(Data records)
====================

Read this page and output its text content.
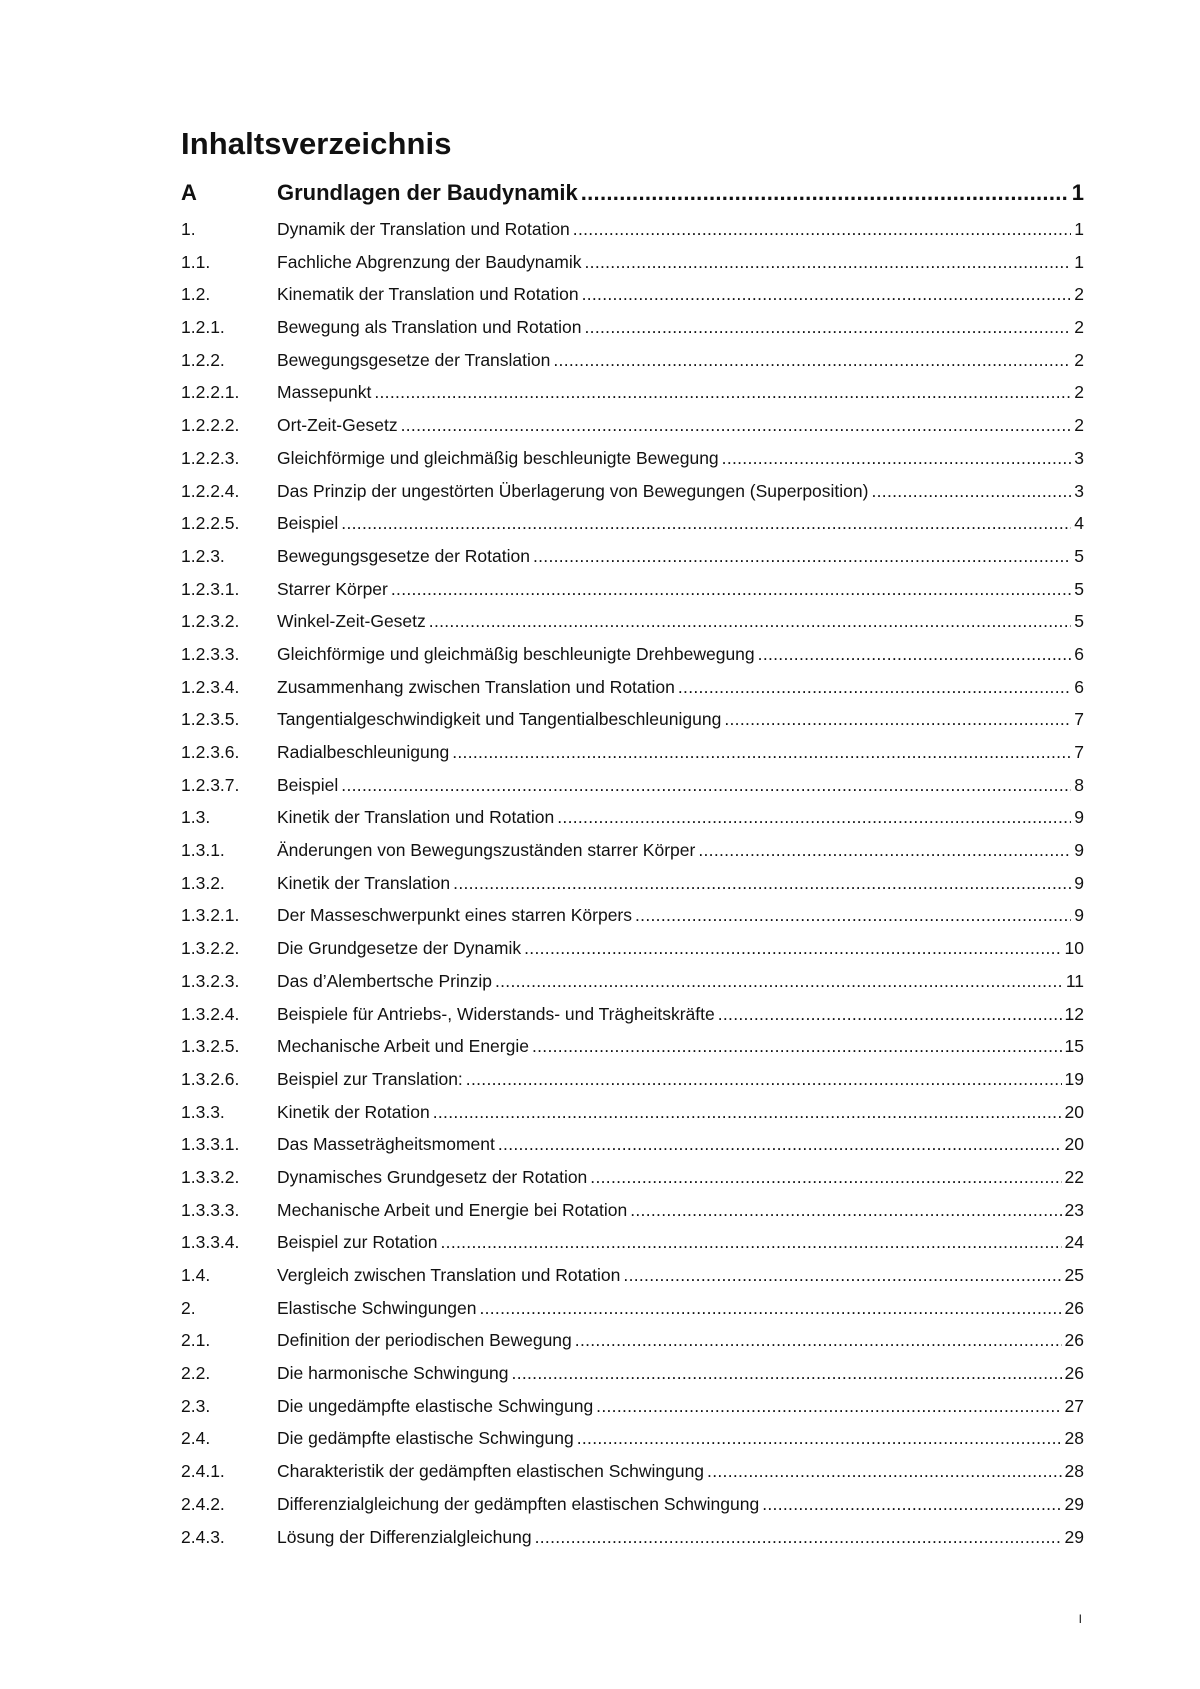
Inhaltsverzeichnis
A	Grundlagen der Baudynamik .....	1
1.	Dynamik der Translation und Rotation .....	1
1.1.	Fachliche Abgrenzung der Baudynamik .....	1
1.2.	Kinematik der Translation und Rotation .....	2
1.2.1.	Bewegung als Translation und Rotation .....	2
1.2.2.	Bewegungsgesetze der Translation .....	2
1.2.2.1.	Massepunkt .....	2
1.2.2.2.	Ort-Zeit-Gesetz .....	2
1.2.2.3.	Gleichförmige und gleichmäßig beschleunigte Bewegung .....	3
1.2.2.4.	Das Prinzip der ungestörten Überlagerung von Bewegungen (Superposition) .....	3
1.2.2.5.	Beispiel .....	4
1.2.3.	Bewegungsgesetze der Rotation .....	5
1.2.3.1.	Starrer Körper .....	5
1.2.3.2.	Winkel-Zeit-Gesetz .....	5
1.2.3.3.	Gleichförmige und gleichmäßig beschleunigte Drehbewegung .....	6
1.2.3.4.	Zusammenhang zwischen Translation und Rotation .....	6
1.2.3.5.	Tangentialgeschwindigkeit und Tangentialbeschleunigung .....	7
1.2.3.6.	Radialbeschleunigung .....	7
1.2.3.7.	Beispiel .....	8
1.3.	Kinetik der Translation und Rotation .....	9
1.3.1.	Änderungen von Bewegungszuständen starrer Körper .....	9
1.3.2.	Kinetik der Translation .....	9
1.3.2.1.	Der Masseschwerpunkt eines starren Körpers .....	9
1.3.2.2.	Die Grundgesetze der Dynamik .....	10
1.3.2.3.	Das d’Alembertsche Prinzip .....	11
1.3.2.4.	Beispiele für Antriebs-, Widerstands- und Trägheitskräfte .....	12
1.3.2.5.	Mechanische Arbeit und Energie .....	15
1.3.2.6.	Beispiel zur Translation: .....	19
1.3.3.	Kinetik der Rotation .....	20
1.3.3.1.	Das Masseträgheitsmoment .....	20
1.3.3.2.	Dynamisches Grundgesetz der Rotation .....	22
1.3.3.3.	Mechanische Arbeit und Energie bei Rotation .....	23
1.3.3.4.	Beispiel zur Rotation .....	24
1.4.	Vergleich zwischen Translation und Rotation .....	25
2.	Elastische Schwingungen .....	26
2.1.	Definition der periodischen Bewegung .....	26
2.2.	Die harmonische Schwingung .....	26
2.3.	Die ungedämpfte elastische Schwingung .....	27
2.4.	Die gedämpfte elastische Schwingung .....	28
2.4.1.	Charakteristik der gedämpften elastischen Schwingung .....	28
2.4.2.	Differenzialgleichung der gedämpften elastischen Schwingung .....	29
2.4.3.	Lösung der Differenzialgleichung .....	29
I
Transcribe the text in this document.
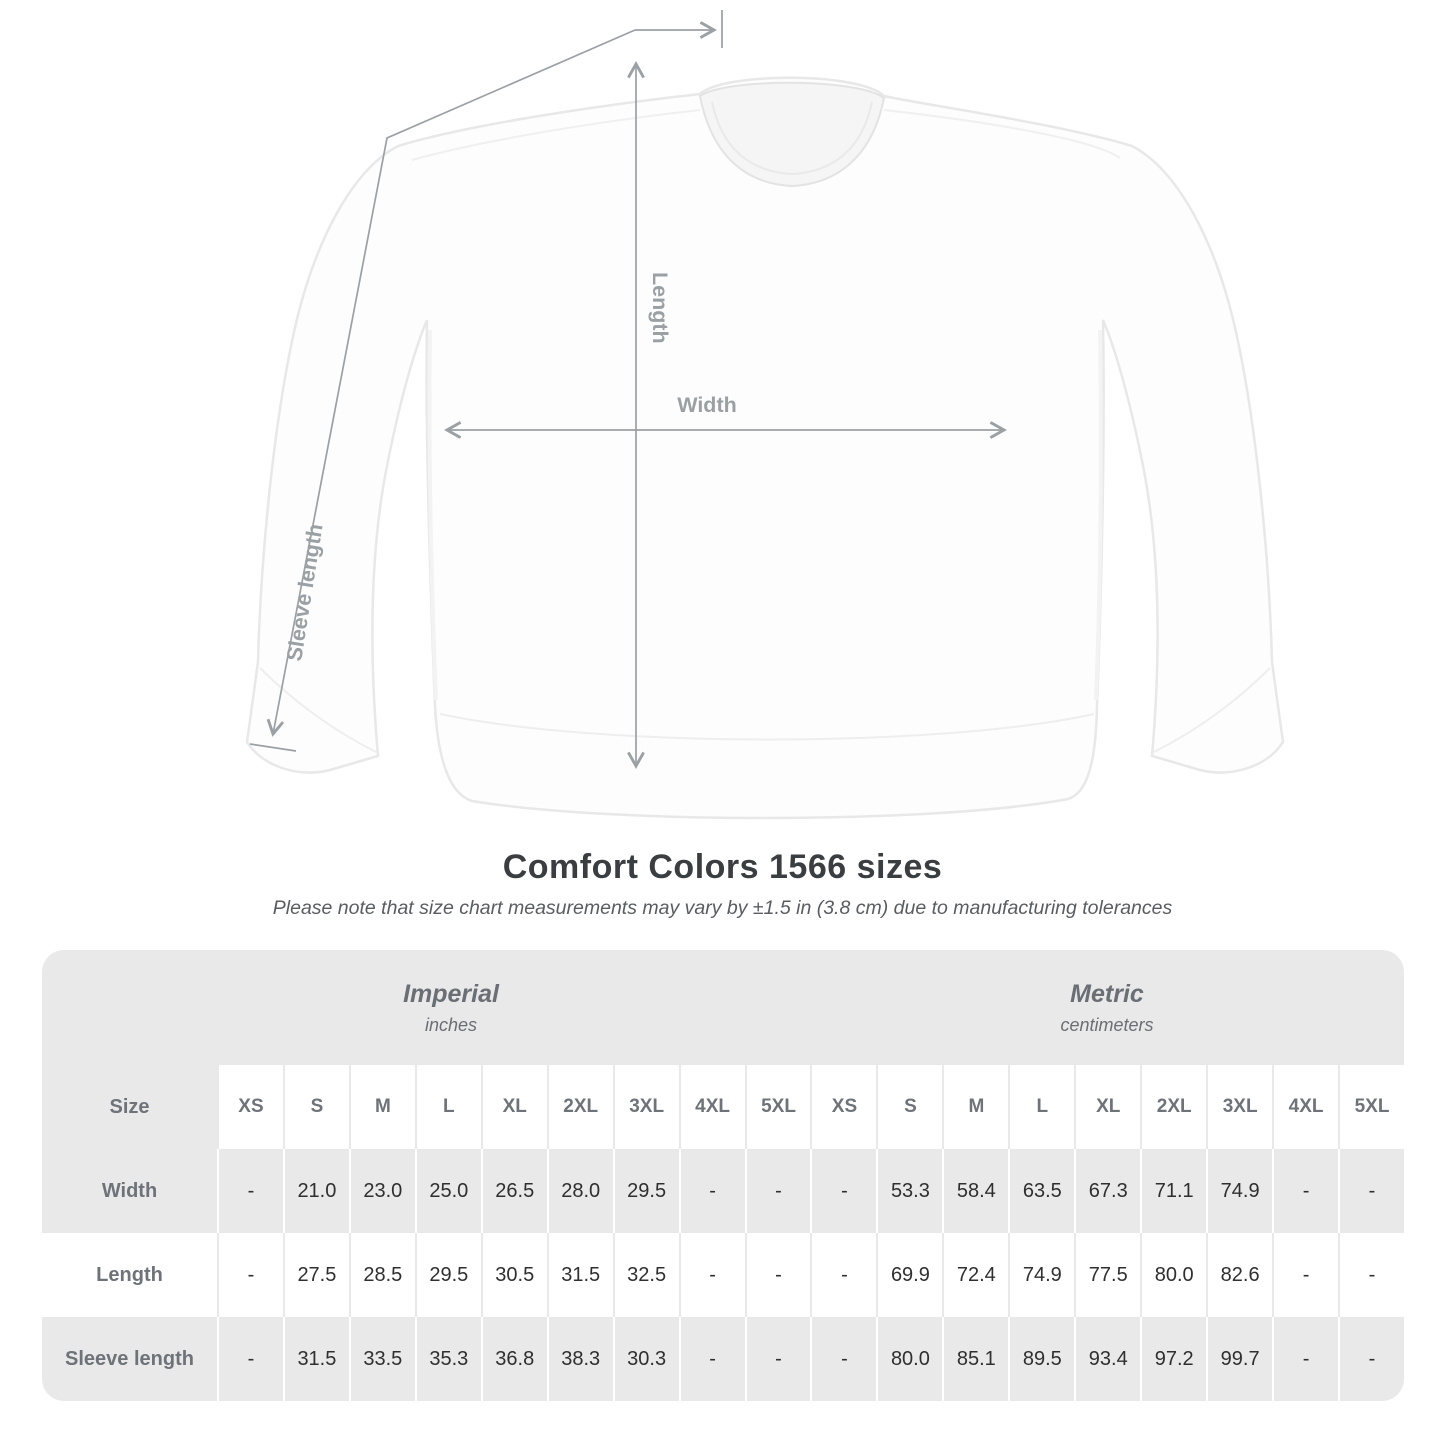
Sleeve length
Length
Width
Comfort Colors 1566 sizes
Please note that size chart measurements may vary by ±1.5 in (3.8 cm) due to manufacturing tolerances
Imperial
inches
Metric
centimeters
Size	XS	S	M	L	XL	2XL	3XL	4XL	5XL	XS	S	M	L	XL	2XL	3XL	4XL	5XL
Width	-	21.0	23.0	25.0	26.5	28.0	29.5	-	-	-	53.3	58.4	63.5	67.3	71.1	74.9	-	-
Length	-	27.5	28.5	29.5	30.5	31.5	32.5	-	-	-	69.9	72.4	74.9	77.5	80.0	82.6	-	-
Sleeve length	-	31.5	33.5	35.3	36.8	38.3	30.3	-	-	-	80.0	85.1	89.5	93.4	97.2	99.7	-	-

====================

- [Your instructions]:
Restate word for word only the lines from the one with "Transcribe the text in this document." through the last line of the material, both included. Any picture should be left out.

- [Exercise result]:
Transcribe the text in this document.
Sleeve length
Length
Width
Comfort Colors 1566 sizes
Please note that size chart measurements may vary by ±1.5 in (3.8 cm) due to manufacturing tolerances
Imperial
inches
Metric
centimeters
Size	XS	S	M	L	XL	2XL	3XL	4XL	5XL	XS	S	M	L	XL	2XL	3XL	4XL	5XL
Width	-	21.0	23.0	25.0	26.5	28.0	29.5	-	-	-	53.3	58.4	63.5	67.3	71.1	74.9	-	-
Length	-	27.5	28.5	29.5	30.5	31.5	32.5	-	-	-	69.9	72.4	74.9	77.5	80.0	82.6	-	-
Sleeve length	-	31.5	33.5	35.3	36.8	38.3	30.3	-	-	-	80.0	85.1	89.5	93.4	97.2	99.7	-	-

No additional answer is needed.